■ Stated problem ■
Select lines where the word "timestamp" appears.

##### The input #####

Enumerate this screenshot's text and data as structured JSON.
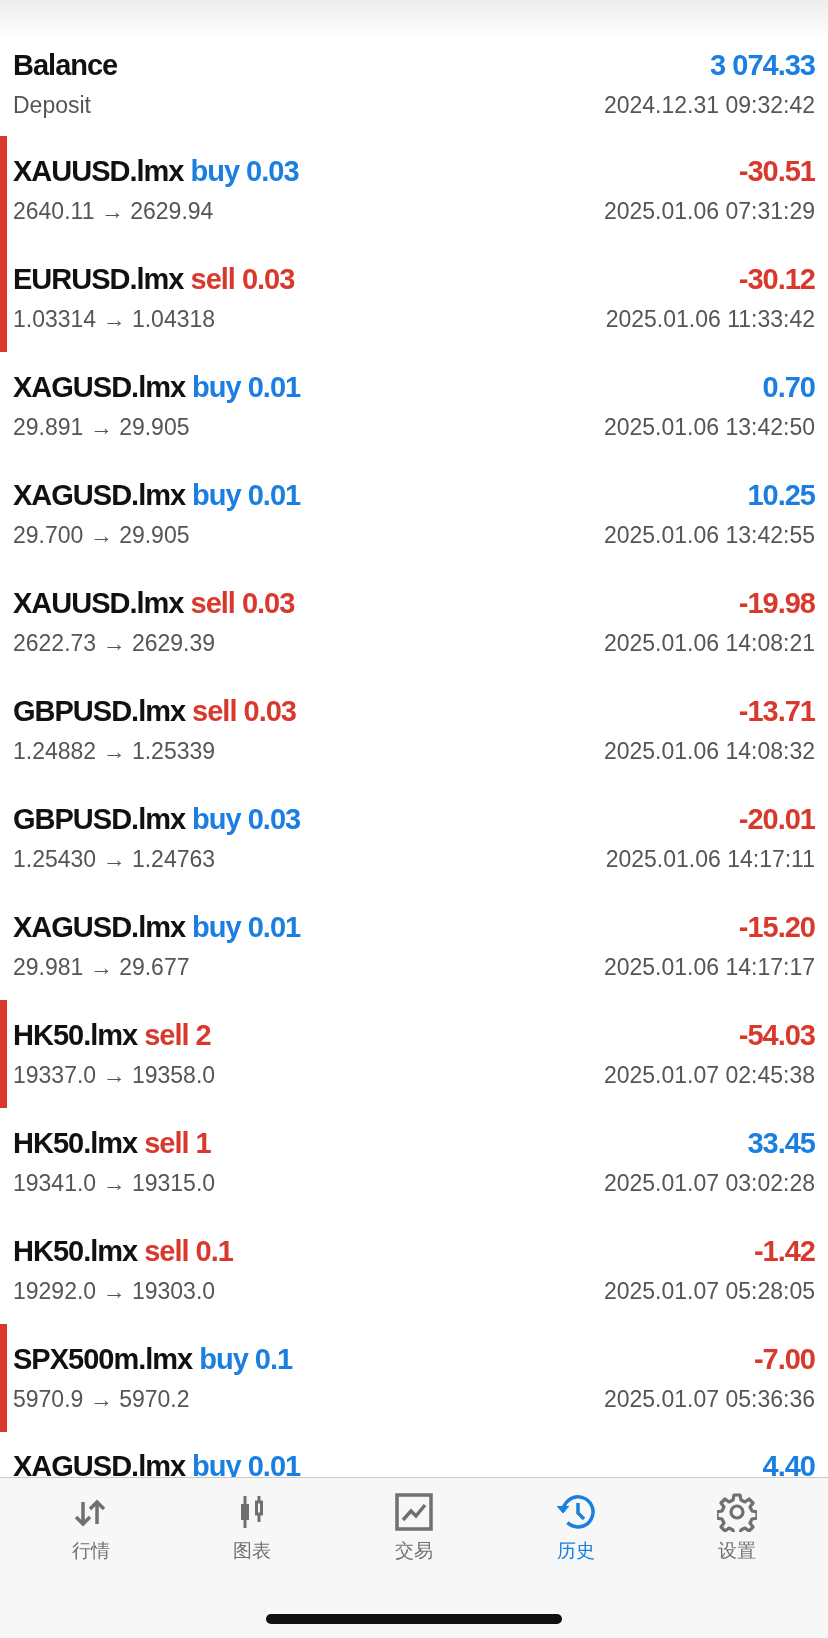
{
  "balance": {
    "label": "Balance",
    "amount": "3 074.33",
    "type": "Deposit",
    "time": "2024.12.31 09:32:42"
  },
  "deals": [
    {
      "symbol": "XAUUSD.lmx",
      "kind": "buy",
      "volume": "buy 0.03",
      "profit": "-30.51",
      "loss": true,
      "flagged": true,
      "prices": "2640.11 → 2629.94",
      "time": "2025.01.06 07:31:29"
    },
    {
      "symbol": "EURUSD.lmx",
      "kind": "sell",
      "volume": "sell 0.03",
      "profit": "-30.12",
      "loss": true,
      "flagged": true,
      "prices": "1.03314 → 1.04318",
      "time": "2025.01.06 11:33:42"
    },
    {
      "symbol": "XAGUSD.lmx",
      "kind": "buy",
      "volume": "buy 0.01",
      "profit": "0.70",
      "loss": false,
      "flagged": false,
      "prices": "29.891 → 29.905",
      "time": "2025.01.06 13:42:50"
    },
    {
      "symbol": "XAGUSD.lmx",
      "kind": "buy",
      "volume": "buy 0.01",
      "profit": "10.25",
      "loss": false,
      "flagged": false,
      "prices": "29.700 → 29.905",
      "time": "2025.01.06 13:42:55"
    },
    {
      "symbol": "XAUUSD.lmx",
      "kind": "sell",
      "volume": "sell 0.03",
      "profit": "-19.98",
      "loss": true,
      "flagged": false,
      "prices": "2622.73 → 2629.39",
      "time": "2025.01.06 14:08:21"
    },
    {
      "symbol": "GBPUSD.lmx",
      "kind": "sell",
      "volume": "sell 0.03",
      "profit": "-13.71",
      "loss": true,
      "flagged": false,
      "prices": "1.24882 → 1.25339",
      "time": "2025.01.06 14:08:32"
    },
    {
      "symbol": "GBPUSD.lmx",
      "kind": "buy",
      "volume": "buy 0.03",
      "profit": "-20.01",
      "loss": true,
      "flagged": false,
      "prices": "1.25430 → 1.24763",
      "time": "2025.01.06 14:17:11"
    },
    {
      "symbol": "XAGUSD.lmx",
      "kind": "buy",
      "volume": "buy 0.01",
      "profit": "-15.20",
      "loss": true,
      "flagged": false,
      "prices": "29.981 → 29.677",
      "time": "2025.01.06 14:17:17"
    },
    {
      "symbol": "HK50.lmx",
      "kind": "sell",
      "volume": "sell 2",
      "profit": "-54.03",
      "loss": true,
      "flagged": true,
      "prices": "19337.0 → 19358.0",
      "time": "2025.01.07 02:45:38"
    },
    {
      "symbol": "HK50.lmx",
      "kind": "sell",
      "volume": "sell 1",
      "profit": "33.45",
      "loss": false,
      "flagged": false,
      "prices": "19341.0 → 19315.0",
      "time": "2025.01.07 03:02:28"
    },
    {
      "symbol": "HK50.lmx",
      "kind": "sell",
      "volume": "sell 0.1",
      "profit": "-1.42",
      "loss": true,
      "flagged": false,
      "prices": "19292.0 → 19303.0",
      "time": "2025.01.07 05:28:05"
    },
    {
      "symbol": "SPX500m.lmx",
      "kind": "buy",
      "volume": "buy 0.1",
      "profit": "-7.00",
      "loss": true,
      "flagged": true,
      "prices": "5970.9 → 5970.2",
      "time": "2025.01.07 05:36:36"
    },
    {
      "symbol": "XAGUSD.lmx",
      "kind": "buy",
      "volume": "buy 0.01",
      "profit": "4.40",
      "loss": false,
      "flagged": false
    }
  ],
  "tabs": [
    {
      "kind": "quotes",
      "label": "行情",
      "selected": false
    },
    {
      "kind": "chart",
      "label": "图表",
      "selected": false
    },
    {
      "kind": "trade",
      "label": "交易",
      "selected": false
    },
    {
      "kind": "history",
      "label": "历史",
      "selected": true
    },
    {
      "kind": "settings",
      "label": "设置",
      "selected": false
    }
  ]
}
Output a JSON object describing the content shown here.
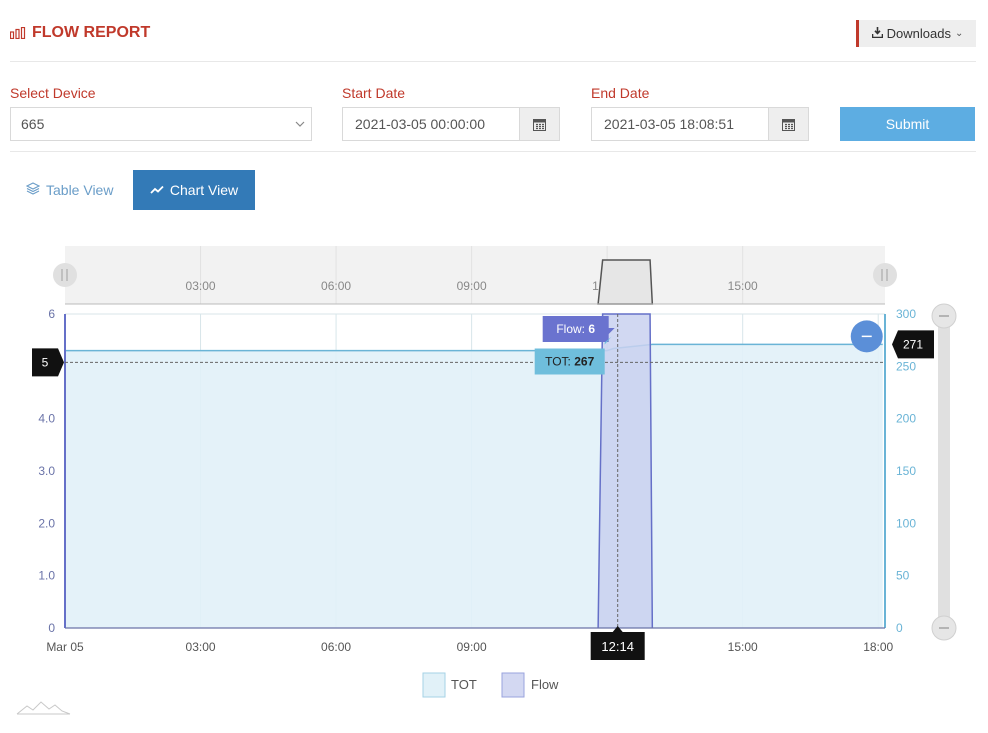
{
  "header": {
    "title": "FLOW REPORT",
    "downloads_label": "Downloads"
  },
  "filters": {
    "device_label": "Select Device",
    "device_value": "665",
    "start_label": "Start Date",
    "start_value": "2021-03-05 00:00:00",
    "end_label": "End Date",
    "end_value": "2021-03-05 18:08:51",
    "submit_label": "Submit"
  },
  "tabs": [
    {
      "label": "Table View",
      "active": false
    },
    {
      "label": "Chart View",
      "active": true
    }
  ],
  "colors": {
    "brand_red": "#c0392b",
    "primary_blue": "#337ab7",
    "submit_blue": "#5dade2",
    "tot_fill": "#e1f1f8",
    "tot_line": "#6ab4d6",
    "flow_fill": "#c9d1f0",
    "flow_line": "#6570c8"
  },
  "chart_data": {
    "type": "area",
    "navigator_ticks": [
      "03:00",
      "06:00",
      "09:00",
      "12:00",
      "15:00"
    ],
    "x_ticks": [
      "Mar 05",
      "03:00",
      "06:00",
      "09:00",
      "12:00",
      "15:00",
      "18:00"
    ],
    "x_tick_hours": [
      0,
      3,
      6,
      9,
      12,
      15,
      18
    ],
    "x_range_hours": [
      0,
      18.15
    ],
    "y_left": {
      "ticks": [
        "0",
        "1.0",
        "2.0",
        "3.0",
        "4.0",
        "5.0",
        "6"
      ],
      "range": [
        0,
        6
      ]
    },
    "y_right": {
      "ticks": [
        "0",
        "50",
        "100",
        "150",
        "200",
        "250",
        "300"
      ],
      "range": [
        0,
        300
      ]
    },
    "series": [
      {
        "name": "TOT",
        "axis": "right",
        "points": [
          [
            0,
            265
          ],
          [
            12.0,
            265
          ],
          [
            12.14,
            267
          ],
          [
            13.0,
            271
          ],
          [
            18.1,
            271
          ]
        ]
      },
      {
        "name": "Flow",
        "axis": "left",
        "points": [
          [
            11.8,
            0
          ],
          [
            11.9,
            6
          ],
          [
            12.95,
            6
          ],
          [
            13.0,
            0
          ]
        ]
      }
    ],
    "crosshair": {
      "x_label": "12:14",
      "left_label": "5",
      "right_label": "271",
      "tooltip_flow_name": "Flow: ",
      "tooltip_flow_value": "6",
      "tooltip_tot_name": "TOT: ",
      "tooltip_tot_value": "267"
    },
    "legend": [
      "TOT",
      "Flow"
    ],
    "grid": true,
    "legend_position": "bottom"
  }
}
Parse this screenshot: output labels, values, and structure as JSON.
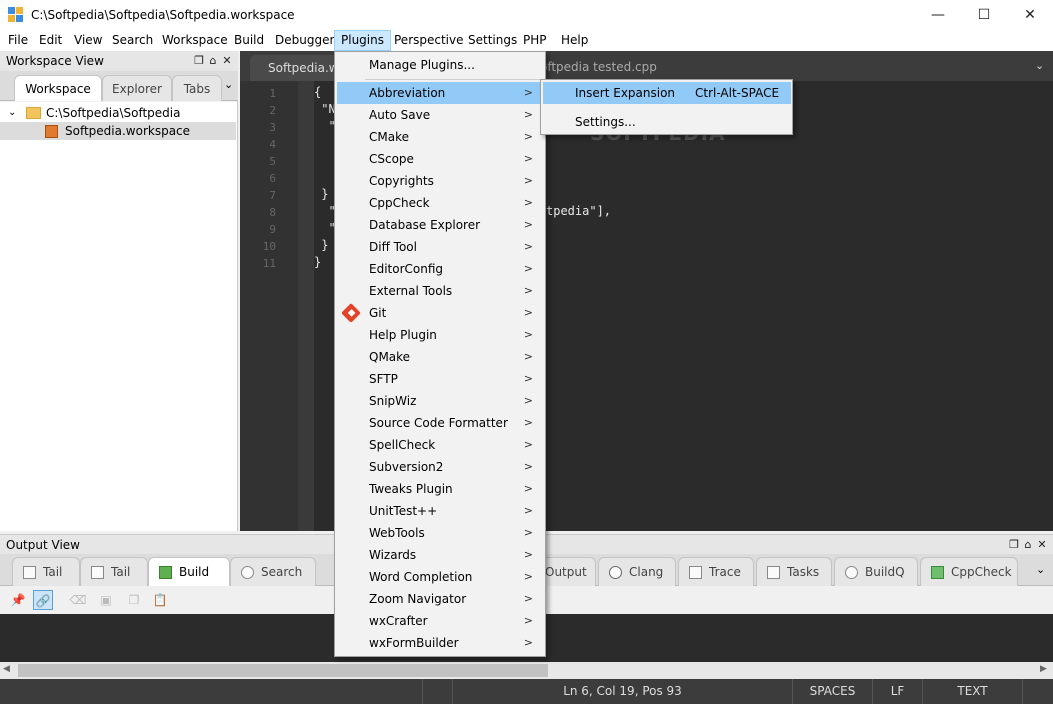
{
  "window": {
    "title": "C:\\Softpedia\\Softpedia\\Softpedia.workspace",
    "minimize": "—",
    "maximize": "☐",
    "close": "✕"
  },
  "menubar": [
    "File",
    "Edit",
    "View",
    "Search",
    "Workspace",
    "Build",
    "Debugger",
    "Plugins",
    "Perspective",
    "Settings",
    "PHP",
    "Help"
  ],
  "workspace": {
    "title": "Workspace View",
    "tabs": [
      "Workspace",
      "Explorer",
      "Tabs"
    ],
    "tree": {
      "folder": "C:\\Softpedia\\Softpedia",
      "file": "Softpedia.workspace"
    }
  },
  "editor": {
    "tab1": "Softpedia.wo",
    "tab2": "oftpedia tested.cpp",
    "watermark": "SOFTPEDIA",
    "line_numbers": [
      "1",
      "2",
      "3",
      "4",
      "5",
      "6",
      "7",
      "8",
      "9",
      "10",
      "11"
    ],
    "code": [
      "{",
      " \"N",
      "  \"",
      "",
      "",
      "",
      " }",
      "  \"",
      "  \"",
      " }",
      "}"
    ],
    "code_tail_line8": "tpedia\"],"
  },
  "plugins_menu": {
    "manage": "Manage Plugins...",
    "items": [
      "Abbreviation",
      "Auto Save",
      "CMake",
      "CScope",
      "Copyrights",
      "CppCheck",
      "Database Explorer",
      "Diff Tool",
      "EditorConfig",
      "External Tools",
      "Git",
      "Help Plugin",
      "QMake",
      "SFTP",
      "SnipWiz",
      "Source Code Formatter",
      "SpellCheck",
      "Subversion2",
      "Tweaks Plugin",
      "UnitTest++",
      "WebTools",
      "Wizards",
      "Word Completion",
      "Zoom Navigator",
      "wxCrafter",
      "wxFormBuilder"
    ],
    "arrow": ">"
  },
  "abbreviation_menu": {
    "insert": "Insert Expansion",
    "shortcut": "Ctrl-Alt-SPACE",
    "settings": "Settings..."
  },
  "output": {
    "title": "Output View",
    "tabs": [
      "Tail",
      "Tail",
      "Build",
      "Search",
      "Output",
      "Clang",
      "Trace",
      "Tasks",
      "BuildQ",
      "CppCheck"
    ]
  },
  "status": {
    "position": "Ln 6, Col 19, Pos 93",
    "indent": "SPACES",
    "eol": "LF",
    "mode": "TEXT"
  },
  "colors": {
    "menu_highlight": "#91c9f7",
    "editor_bg": "#2b2b2b",
    "status_bg": "#3c3c3c"
  }
}
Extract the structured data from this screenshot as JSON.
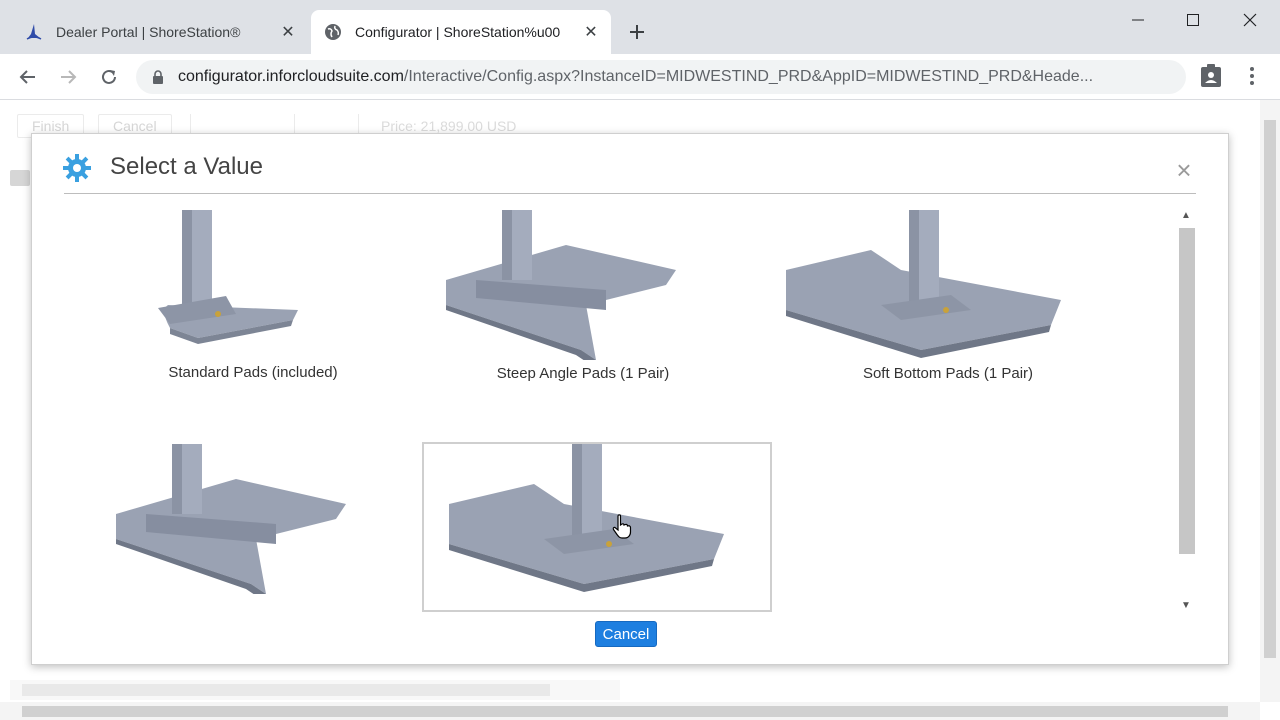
{
  "browser": {
    "tabs": [
      {
        "title": "Dealer Portal | ShoreStation®",
        "icon": "shorestation-logo-icon"
      },
      {
        "title": "Configurator | ShoreStation%u00",
        "icon": "globe-icon"
      }
    ],
    "url_host": "configurator.inforcloudsuite.com",
    "url_path": "/Interactive/Config.aspx?InstanceID=MIDWESTIND_PRD&AppID=MIDWESTIND_PRD&Heade..."
  },
  "page": {
    "finish_label": "Finish",
    "cancel_label": "Cancel",
    "price_text": "Price: 21,899.00 USD"
  },
  "modal": {
    "title": "Select a Value",
    "cancel_label": "Cancel",
    "options": [
      {
        "label": "Standard Pads (included)",
        "variant": "standard"
      },
      {
        "label": "Steep Angle Pads (1 Pair)",
        "variant": "steep"
      },
      {
        "label": "Soft Bottom Pads (1 Pair)",
        "variant": "soft"
      },
      {
        "label": "",
        "variant": "steep"
      },
      {
        "label": "",
        "variant": "soft",
        "selected": true
      }
    ]
  },
  "colors": {
    "accent_blue": "#1e7fe0",
    "gear_blue": "#3aa0e0",
    "part_gray": "#9aa2b3"
  }
}
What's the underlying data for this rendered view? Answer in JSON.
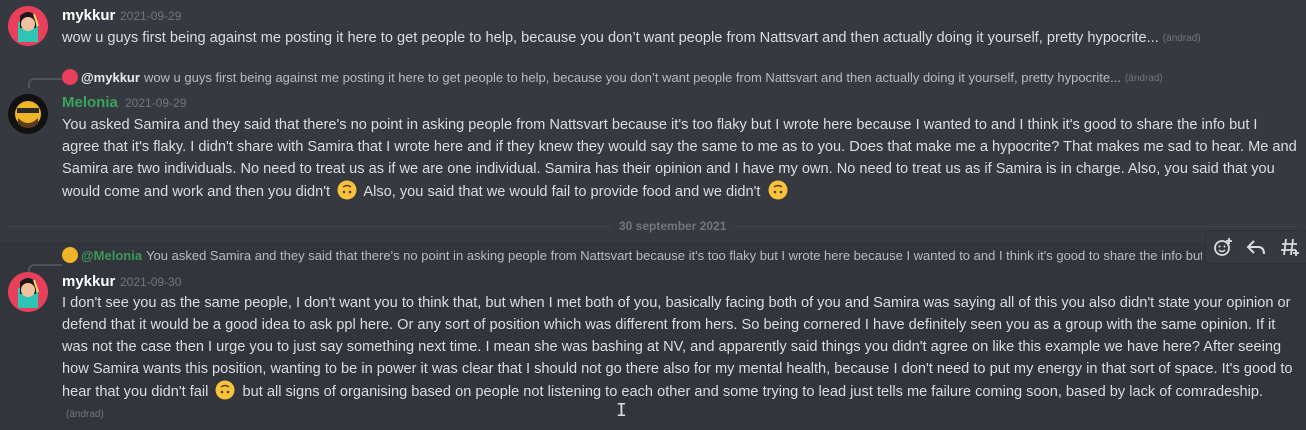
{
  "messages": [
    {
      "author": "mykkur",
      "timestamp": "2021-09-29",
      "text": "wow u guys first being against me posting it here to get people to help, because you don’t want people from Nattsvart and then actually doing it yourself, pretty hypocrite...",
      "edited": "(ändrad)"
    },
    {
      "reply": {
        "author": "@mykkur",
        "text": "wow u guys first being against me posting it here to get people to help, because you don’t want people from Nattsvart and then actually doing it yourself, pretty hypocrite...",
        "edited": "(ändrad)"
      },
      "author": "Melonia",
      "timestamp": "2021-09-29",
      "text_part1": "You asked Samira and they said that there's no point in asking people from Nattsvart because it's too flaky but I wrote here because I wanted to and I think it's good to share the info but I agree that it's flaky. I didn't share with Samira that I wrote here and if they knew they would say the same to me as to you. Does that make me a hypocrite? That makes me sad to hear. Me and Samira are two individuals. No need to treat us as if we are one individual. Samira has their opinion and I have my own. No need to treat us as if Samira is in charge. Also, you said that you would come and work and then you didn't",
      "text_part2": "Also, you said that we would fail to provide food and we didn't"
    },
    {
      "reply": {
        "author": "@Melonia",
        "text": "You asked Samira and they said that there's no point in asking people from Nattsvart because it's too flaky but I wrote here because I wanted to and I think it's good to share the info but I agree that it is fl..."
      },
      "author": "mykkur",
      "timestamp": "2021-09-30",
      "text_part1": "I don't see you as the same people, I don't want you to think that, but when I met both of you, basically facing both of you and Samira was saying all of this you also didn't state your opinion or defend that it would be a good idea to ask ppl here. Or any sort of position which was different from hers. So being cornered I have definitely seen you as a group with the same opinion. If it was not the case then I urge you to just say something next time. I mean she was bashing at NV, and apparently said things you didn't agree on like this example we have here? After seeing how Samira wants this position, wanting to be in power it was clear that I should not go there also for my mental health, because I don't need to put my energy in that sort of space. It's good to hear that you didn't fail",
      "text_part2": "but all signs of organising based on people not listening to each other and some trying to lead just tells me failure coming soon, based by lack of comradeship.",
      "edited": "(ändrad)"
    }
  ],
  "divider_date": "30 september 2021",
  "toolbar": {
    "icons": [
      "add-reaction-icon",
      "reply-icon",
      "create-thread-icon"
    ]
  },
  "colors": {
    "background": "#36393f",
    "hover": "#32353b",
    "green_name": "#3ba55d",
    "timestamp": "#72767d"
  }
}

#####

■ Reply to the task ■
      "timestamp": "2021-09-29",
      "timestamp": "2021-09-29",
      "timestamp": "2021-09-30",
    "timestamp": "#72767d"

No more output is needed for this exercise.